"""
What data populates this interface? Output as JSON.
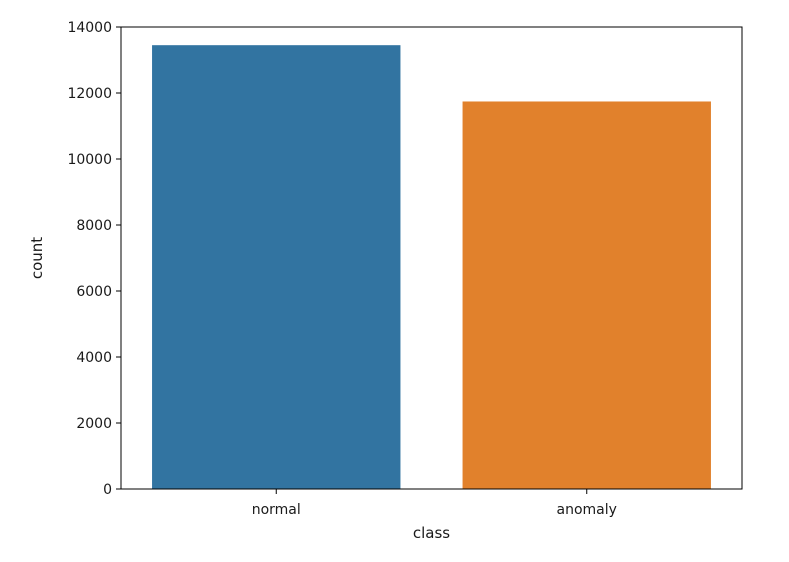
{
  "chart_data": {
    "type": "bar",
    "title": "",
    "xlabel": "class",
    "ylabel": "count",
    "categories": [
      "normal",
      "anomaly"
    ],
    "values": [
      13449,
      11743
    ],
    "colors": [
      "#3274a1",
      "#e1812c"
    ],
    "ylim": [
      0,
      14000
    ],
    "yticks": [
      0,
      2000,
      4000,
      6000,
      8000,
      10000,
      12000,
      14000
    ],
    "ytick_labels": [
      "0",
      "2000",
      "4000",
      "6000",
      "8000",
      "10000",
      "12000",
      "14000"
    ],
    "grid": false,
    "legend": false
  }
}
"""
All the records above need to be given again word for word. Skip the pictures.

THE COMPLETED TASK
What data populates this interface? Output as JSON.
{
  "chart_data": {
    "type": "bar",
    "title": "",
    "xlabel": "class",
    "ylabel": "count",
    "categories": [
      "normal",
      "anomaly"
    ],
    "values": [
      13449,
      11743
    ],
    "colors": [
      "#3274a1",
      "#e1812c"
    ],
    "ylim": [
      0,
      14000
    ],
    "yticks": [
      0,
      2000,
      4000,
      6000,
      8000,
      10000,
      12000,
      14000
    ],
    "ytick_labels": [
      "0",
      "2000",
      "4000",
      "6000",
      "8000",
      "10000",
      "12000",
      "14000"
    ],
    "grid": false,
    "legend": false
  }
}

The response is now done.